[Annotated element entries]
------
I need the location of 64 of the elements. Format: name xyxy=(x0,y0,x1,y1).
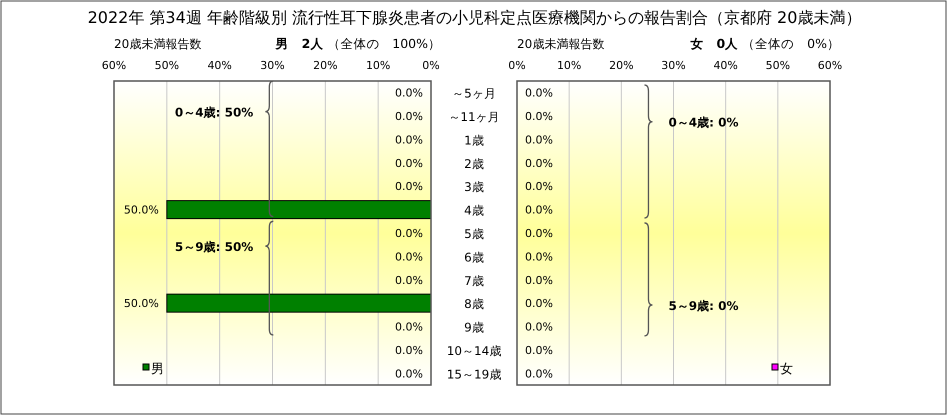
y-tick-label: ～11ヶ月 xyxy=(448,110,500,124)
text: 2022年 第34週 年齢階級別 流行性耳下腺炎患者の小児科定点医療機関からの報告割合（京都府 20歳未満） xyxy=(88,8,862,27)
data-label: 0.0% xyxy=(395,156,423,170)
data-label: 0.0% xyxy=(525,297,553,310)
chart-subtitle: 女 0人 （全体の 0%） xyxy=(689,36,840,51)
data-label: 0.0% xyxy=(525,110,553,124)
x-tick-label: 0% xyxy=(508,59,526,72)
y-tick-label: 6歳 xyxy=(464,250,484,264)
data-label: 0.0% xyxy=(525,274,553,287)
x-tick-label: 40% xyxy=(207,59,232,72)
data-label: 0.0% xyxy=(525,156,553,170)
x-tick-label: 30% xyxy=(260,59,285,72)
legend-label: 男 xyxy=(151,362,164,377)
x-tick-label: 0% xyxy=(422,59,440,72)
legend-label: 女 xyxy=(780,362,793,377)
data-label: 0.0% xyxy=(525,344,553,357)
annotation: 0～4歳: 50% xyxy=(174,106,254,120)
data-label: 0.0% xyxy=(525,320,553,334)
y-tick-label: 7歳 xyxy=(464,274,484,288)
y-tick-label: 2歳 xyxy=(464,156,484,171)
data-label: 0.0% xyxy=(395,274,423,287)
data-label: 0.0% xyxy=(395,86,423,100)
data-label: 0.0% xyxy=(395,344,423,357)
y-tick-label: 5歳 xyxy=(464,227,484,241)
y-tick-label: 3歳 xyxy=(464,180,484,194)
annotation: 5～9歳: 0% xyxy=(668,299,739,314)
data-label: 0.0% xyxy=(525,204,553,217)
data-label: 0.0% xyxy=(395,110,423,124)
y-tick-label: 8歳 xyxy=(464,297,484,312)
text: 20歳未満報告数 xyxy=(517,37,604,51)
y-tick-label: 15～19歳 xyxy=(446,367,502,382)
annotation: 0～4歳: 0% xyxy=(668,116,739,130)
data-label: 0.0% xyxy=(395,133,423,146)
x-tick-label: 50% xyxy=(766,59,790,72)
y-tick-label: ～5ヶ月 xyxy=(452,86,496,101)
data-label: 0.0% xyxy=(525,86,553,100)
x-tick-label: 40% xyxy=(713,59,738,72)
data-label: 0.0% xyxy=(395,250,423,264)
x-tick-label: 30% xyxy=(661,59,686,72)
x-tick-label: 10% xyxy=(556,59,582,72)
x-tick-label: 10% xyxy=(366,59,390,72)
data-label: 0.0% xyxy=(395,367,423,380)
data-label: 50.0% xyxy=(124,204,159,217)
y-tick-label: 9歳 xyxy=(464,320,484,335)
x-tick-label: 50% xyxy=(154,59,180,72)
data-label: 0.0% xyxy=(525,180,553,194)
data-label: 0.0% xyxy=(395,320,423,334)
chart-subtitle: 男 2人 （全体の 100%） xyxy=(274,36,441,51)
y-tick-label: 4歳 xyxy=(464,204,484,218)
data-label: 0.0% xyxy=(525,133,553,146)
x-tick-label: 60% xyxy=(102,59,126,72)
data-label: 0.0% xyxy=(525,250,553,264)
x-tick-label: 20% xyxy=(313,59,338,72)
data-label: 0.0% xyxy=(395,227,423,240)
x-tick-label: 60% xyxy=(818,59,842,72)
y-tick-label: 10～14歳 xyxy=(446,344,502,358)
data-label: 0.0% xyxy=(525,367,553,380)
y-tick-label: 1歳 xyxy=(464,133,484,148)
annotation: 5～9歳: 50% xyxy=(174,240,254,254)
data-label: 0.0% xyxy=(525,227,553,240)
data-label: 0.0% xyxy=(395,180,423,194)
x-tick-label: 20% xyxy=(609,59,634,72)
text: 20歳未満報告数 xyxy=(114,37,202,51)
data-label: 50.0% xyxy=(124,297,159,310)
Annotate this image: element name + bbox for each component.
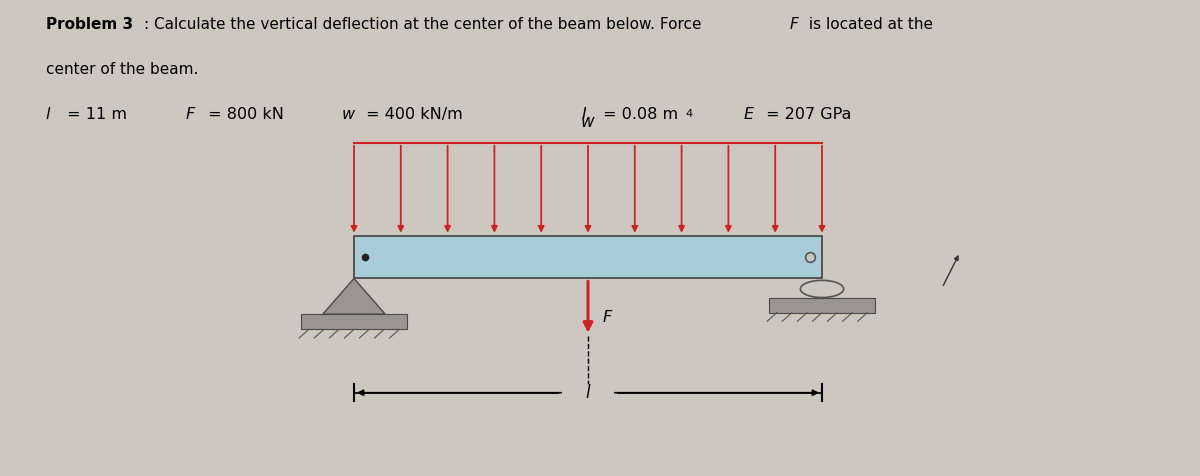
- Polygon shape: [323, 278, 385, 314]
- Text: = 207 GPa: = 207 GPa: [761, 107, 851, 122]
- Text: = 400 kN/m: = 400 kN/m: [361, 107, 463, 122]
- Text: Problem 3: Problem 3: [46, 17, 133, 32]
- Text: center of the beam.: center of the beam.: [46, 62, 198, 77]
- Text: = 11 m: = 11 m: [62, 107, 127, 122]
- Text: 4: 4: [685, 109, 692, 119]
- Text: I: I: [582, 107, 587, 122]
- Text: = 0.08 m: = 0.08 m: [598, 107, 678, 122]
- Text: E: E: [744, 107, 754, 122]
- Text: : Calculate the vertical deflection at the center of the beam below. Force: : Calculate the vertical deflection at t…: [144, 17, 707, 32]
- Text: l: l: [46, 107, 50, 122]
- Text: $w$: $w$: [580, 113, 596, 131]
- Text: F: F: [186, 107, 196, 122]
- Bar: [354, 236, 822, 278]
- Text: $l$: $l$: [584, 384, 592, 402]
- Text: is located at the: is located at the: [804, 17, 934, 32]
- Bar: [769, 298, 875, 313]
- Text: w: w: [342, 107, 355, 122]
- Text: F: F: [790, 17, 798, 32]
- Circle shape: [800, 280, 844, 298]
- Bar: [301, 314, 407, 329]
- Text: $F$: $F$: [602, 309, 613, 326]
- Text: = 800 kN: = 800 kN: [203, 107, 283, 122]
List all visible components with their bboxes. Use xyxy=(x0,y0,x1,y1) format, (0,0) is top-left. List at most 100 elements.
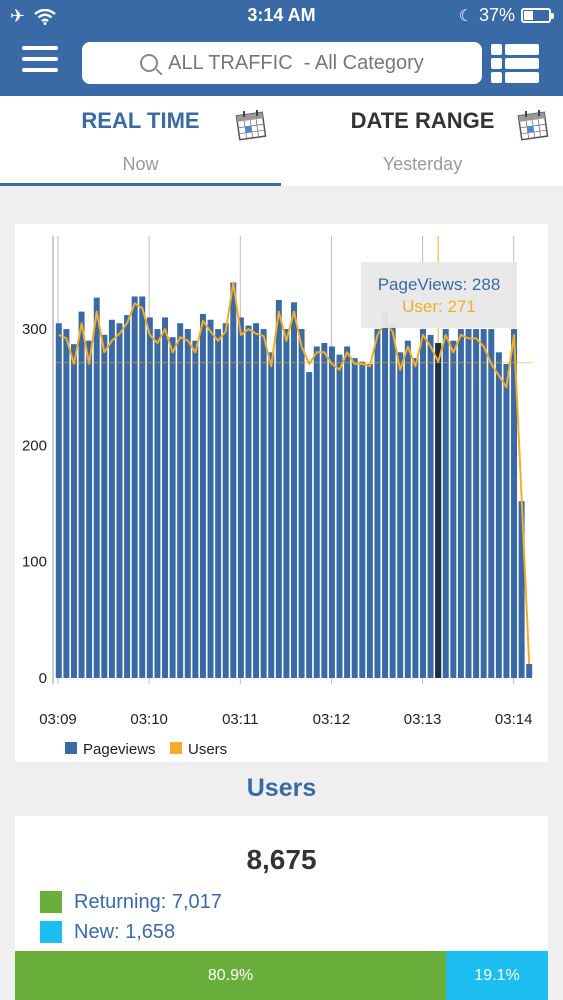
legend-pageviews-swatch xyxy=(65,742,77,754)
hamburger-menu-icon[interactable] xyxy=(22,46,58,76)
pageviews-bar xyxy=(382,311,389,678)
battery-icon xyxy=(521,8,554,23)
calendar-icon[interactable] xyxy=(517,108,551,142)
menu-line xyxy=(22,46,58,50)
pageviews-bar xyxy=(427,334,434,678)
pageviews-bar xyxy=(237,317,244,678)
pageviews-bar xyxy=(412,358,419,678)
status-time: 3:14 AM xyxy=(247,5,316,25)
pageviews-bar xyxy=(78,311,85,678)
pageviews-bar xyxy=(419,329,426,678)
pageviews-bar xyxy=(359,361,366,678)
status-bar: ✈ 3:14 AM ☾ 37% xyxy=(0,0,563,32)
pageviews-bar xyxy=(146,317,153,678)
pageviews-bar xyxy=(177,323,184,678)
pageviews-bar xyxy=(169,337,176,678)
pageviews-bar xyxy=(70,344,77,678)
pageviews-bar xyxy=(328,346,335,678)
pageviews-bar xyxy=(260,329,267,678)
y-tick-label: 200 xyxy=(22,437,47,454)
pageviews-bar xyxy=(321,343,328,678)
pageviews-bar xyxy=(336,354,343,678)
pageviews-bar xyxy=(199,313,206,678)
calendar-icon[interactable] xyxy=(235,108,269,142)
tab-date-range-title: DATE RANGE xyxy=(350,108,495,133)
pageviews-bar xyxy=(526,664,533,678)
realtime-chart-card: 0 100 200 300 03:09 03:10 03:11 03:12 03:13 03:1… xyxy=(15,224,548,762)
pageviews-bar xyxy=(253,323,260,678)
y-tick-label: 0 xyxy=(39,670,47,687)
list-row xyxy=(491,58,539,69)
legend-users-label: Users xyxy=(188,741,227,758)
pageviews-bar xyxy=(86,340,93,678)
pageviews-bar xyxy=(473,329,480,678)
x-tick-label: 03:09 xyxy=(39,711,77,728)
pageviews-bar xyxy=(245,325,252,678)
chart-tooltip: PageViews: 288 User: 271 xyxy=(361,262,517,328)
pageviews-bar xyxy=(374,329,381,678)
battery-fill xyxy=(524,11,533,20)
tooltip-users: User: 271 xyxy=(402,297,476,316)
pageviews-bar xyxy=(495,352,502,678)
pageviews-bar xyxy=(222,323,229,678)
pageviews-bar xyxy=(298,329,305,678)
pageviews-bar xyxy=(162,317,169,678)
pageviews-bar xyxy=(154,329,161,678)
moon-icon: ☾ xyxy=(458,7,473,25)
tab-date-range-sub: Yesterday xyxy=(382,154,463,174)
active-tab-indicator xyxy=(0,183,281,186)
status-icons-right: ☾ 37% xyxy=(458,5,554,26)
x-tick-label: 03:14 xyxy=(495,711,533,728)
users-summary-card: 8,675 Returning: 7,017 New: 1,658 80.9% … xyxy=(15,816,548,1000)
pageviews-bar xyxy=(275,299,282,678)
users-split-bar: 80.9% 19.1% xyxy=(15,951,548,1000)
list-row xyxy=(491,72,539,83)
time-tabs: REAL TIME Now DATE RANGE Yesterday xyxy=(0,96,563,186)
x-tick-label: 03:12 xyxy=(313,711,351,728)
pageviews-bar xyxy=(457,329,464,678)
pageviews-bar xyxy=(101,334,108,678)
y-tick-label: 300 xyxy=(22,321,47,338)
list-view-icon[interactable] xyxy=(491,42,539,84)
pageviews-bar xyxy=(465,329,472,678)
pageviews-bar xyxy=(207,319,214,678)
search-text: ALL TRAFFIC - All Category xyxy=(168,51,424,74)
tooltip-box xyxy=(361,262,517,328)
pageviews-bar xyxy=(313,346,320,678)
y-axis-labels: 0 100 200 300 xyxy=(22,321,47,687)
tab-real-time-title: REAL TIME xyxy=(81,108,200,133)
pageviews-bar xyxy=(55,323,62,678)
search-icon xyxy=(140,54,159,72)
pageviews-bar xyxy=(184,329,191,678)
new-swatch xyxy=(40,921,62,943)
returning-segment: 80.9% xyxy=(15,951,447,1000)
pageviews-bar xyxy=(116,323,123,678)
pageviews-bar xyxy=(131,296,138,678)
returning-swatch xyxy=(40,891,62,913)
pageviews-bar xyxy=(450,340,457,678)
legend-users-swatch xyxy=(170,742,182,754)
traffic-filter-search[interactable]: ALL TRAFFIC - All Category xyxy=(82,42,482,84)
tab-real-time[interactable]: REAL TIME Now xyxy=(0,96,281,186)
pageviews-bars xyxy=(55,282,533,678)
pageviews-bar xyxy=(366,363,373,678)
pageviews-bar xyxy=(351,358,358,678)
tooltip-pageviews: PageViews: 288 xyxy=(378,275,501,294)
pageviews-bar xyxy=(480,329,487,678)
new-users-row: New: 1,658 xyxy=(40,921,175,943)
top-bar: ✈ 3:14 AM ☾ 37% ALL TRAFFIC - All Catego… xyxy=(0,0,563,96)
tab-real-time-sub: Now xyxy=(122,154,159,174)
pageviews-bar xyxy=(93,297,100,678)
x-tick-label: 03:11 xyxy=(222,711,258,728)
y-tick-label: 100 xyxy=(22,554,47,571)
users-total: 8,675 xyxy=(246,844,317,875)
pageviews-bar xyxy=(503,363,510,678)
tab-date-range[interactable]: DATE RANGE Yesterday xyxy=(282,96,563,186)
pageviews-bar xyxy=(63,329,70,678)
pageviews-bar xyxy=(291,302,297,678)
users-line-path xyxy=(58,281,531,665)
x-axis-labels: 03:09 03:10 03:11 03:12 03:13 03:14 xyxy=(39,711,532,728)
pageviews-users-chart[interactable]: 0 100 200 300 03:09 03:10 03:11 03:12 03:13 03:1… xyxy=(15,224,548,762)
pageviews-bar xyxy=(283,329,290,678)
pageviews-bar xyxy=(389,323,396,678)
------
## Exercise details:
In the part of the records that opens with the line containing "legend-pageviews-swatch xyxy=(65,742,77,754)" and closes with the line containing "pageviews-bar xyxy=(473,329,480,678)", change "calendar-icon" to "date-picker-icon" and leave everything else unchanged. Give back only those lines.

## Answer for the task:
legend-pageviews-swatch xyxy=(65,742,77,754)
hamburger-menu-icon[interactable] xyxy=(22,46,58,76)
pageviews-bar xyxy=(382,311,389,678)
battery-icon xyxy=(521,8,554,23)
date-picker-icon[interactable] xyxy=(517,108,551,142)
menu-line xyxy=(22,46,58,50)
pageviews-bar xyxy=(427,334,434,678)
pageviews-bar xyxy=(237,317,244,678)
pageviews-bar xyxy=(412,358,419,678)
status-time: 3:14 AM xyxy=(247,5,316,25)
pageviews-bar xyxy=(78,311,85,678)
pageviews-bar xyxy=(419,329,426,678)
pageviews-bar xyxy=(359,361,366,678)
status-bar: ✈ 3:14 AM ☾ 37% xyxy=(0,0,563,32)
pageviews-bar xyxy=(146,317,153,678)
pageviews-bar xyxy=(177,323,184,678)
pageviews-bar xyxy=(169,337,176,678)
pageviews-bar xyxy=(70,344,77,678)
pageviews-bar xyxy=(328,346,335,678)
pageviews-bar xyxy=(260,329,267,678)
y-tick-label: 200 xyxy=(22,437,47,454)
pageviews-bar xyxy=(321,343,328,678)
pageviews-bar xyxy=(336,354,343,678)
pageviews-bar xyxy=(199,313,206,678)
date-picker-icon[interactable] xyxy=(235,108,269,142)
tab-date-range-title: DATE RANGE xyxy=(350,108,495,133)
pageviews-bar xyxy=(526,664,533,678)
realtime-chart-card: 0 100 200 300 03:09 03:10 03:11 03:12 03:13 03:1… xyxy=(15,224,548,762)
pageviews-bar xyxy=(253,323,260,678)
y-tick-label: 0 xyxy=(39,670,47,687)
list-row xyxy=(491,58,539,69)
legend-users-label: Users xyxy=(188,741,227,758)
pageviews-bar xyxy=(86,340,93,678)
pageviews-bar xyxy=(473,329,480,678)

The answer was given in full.